• [Aim]: Output every entry exactly as given.

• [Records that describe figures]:
────────────────────────────────────────
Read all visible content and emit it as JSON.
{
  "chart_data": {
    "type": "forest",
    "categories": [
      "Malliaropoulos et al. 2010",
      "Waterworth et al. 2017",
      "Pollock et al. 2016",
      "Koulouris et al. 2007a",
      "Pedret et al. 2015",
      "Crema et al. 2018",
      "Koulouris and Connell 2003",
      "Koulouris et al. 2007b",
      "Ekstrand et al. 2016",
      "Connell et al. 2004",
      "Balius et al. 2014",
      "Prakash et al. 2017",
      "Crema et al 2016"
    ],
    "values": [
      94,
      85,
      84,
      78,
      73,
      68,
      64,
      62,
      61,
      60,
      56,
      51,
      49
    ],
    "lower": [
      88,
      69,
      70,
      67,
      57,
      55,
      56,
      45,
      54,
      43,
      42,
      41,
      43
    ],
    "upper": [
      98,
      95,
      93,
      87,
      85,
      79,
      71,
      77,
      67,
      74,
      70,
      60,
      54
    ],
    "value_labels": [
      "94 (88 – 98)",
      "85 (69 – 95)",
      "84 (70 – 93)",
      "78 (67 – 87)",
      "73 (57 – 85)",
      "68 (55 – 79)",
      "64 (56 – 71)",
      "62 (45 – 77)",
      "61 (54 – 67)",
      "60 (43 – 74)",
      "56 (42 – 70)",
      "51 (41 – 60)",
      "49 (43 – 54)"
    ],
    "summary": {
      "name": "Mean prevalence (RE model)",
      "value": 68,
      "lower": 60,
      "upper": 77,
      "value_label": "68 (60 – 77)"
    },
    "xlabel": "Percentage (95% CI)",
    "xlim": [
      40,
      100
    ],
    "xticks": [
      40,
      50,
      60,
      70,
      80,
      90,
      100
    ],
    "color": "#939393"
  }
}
────────────────────────────────────────
• [Written response]:
Read all visible content and emit it as JSON.
{
  "chart_data": {
    "type": "forest",
    "categories": [
      "Malliaropoulos et al. 2010",
      "Waterworth et al. 2017",
      "Pollock et al. 2016",
      "Koulouris et al. 2007a",
      "Pedret et al. 2015",
      "Crema et al. 2018",
      "Koulouris and Connell 2003",
      "Koulouris et al. 2007b",
      "Ekstrand et al. 2016",
      "Connell et al. 2004",
      "Balius et al. 2014",
      "Prakash et al. 2017",
      "Crema et al 2016"
    ],
    "values": [
      94,
      85,
      84,
      78,
      73,
      68,
      64,
      62,
      61,
      60,
      56,
      51,
      49
    ],
    "lower": [
      88,
      69,
      70,
      67,
      57,
      55,
      56,
      45,
      54,
      43,
      42,
      41,
      43
    ],
    "upper": [
      98,
      95,
      93,
      87,
      85,
      79,
      71,
      77,
      67,
      74,
      70,
      60,
      54
    ],
    "value_labels": [
      "94 (88 – 98)",
      "85 (69 – 95)",
      "84 (70 – 93)",
      "78 (67 – 87)",
      "73 (57 – 85)",
      "68 (55 – 79)",
      "64 (56 – 71)",
      "62 (45 – 77)",
      "61 (54 – 67)",
      "60 (43 – 74)",
      "56 (42 – 70)",
      "51 (41 – 60)",
      "49 (43 – 54)"
    ],
    "summary": {
      "name": "Mean prevalence (RE model)",
      "value": 68,
      "lower": 60,
      "upper": 77,
      "value_label": "68 (60 – 77)"
    },
    "xlabel": "Percentage (95% CI)",
    "xlim": [
      40,
      100
    ],
    "xticks": [
      40,
      50,
      60,
      70,
      80,
      90,
      100
    ],
    "color": "#939393"
  }
}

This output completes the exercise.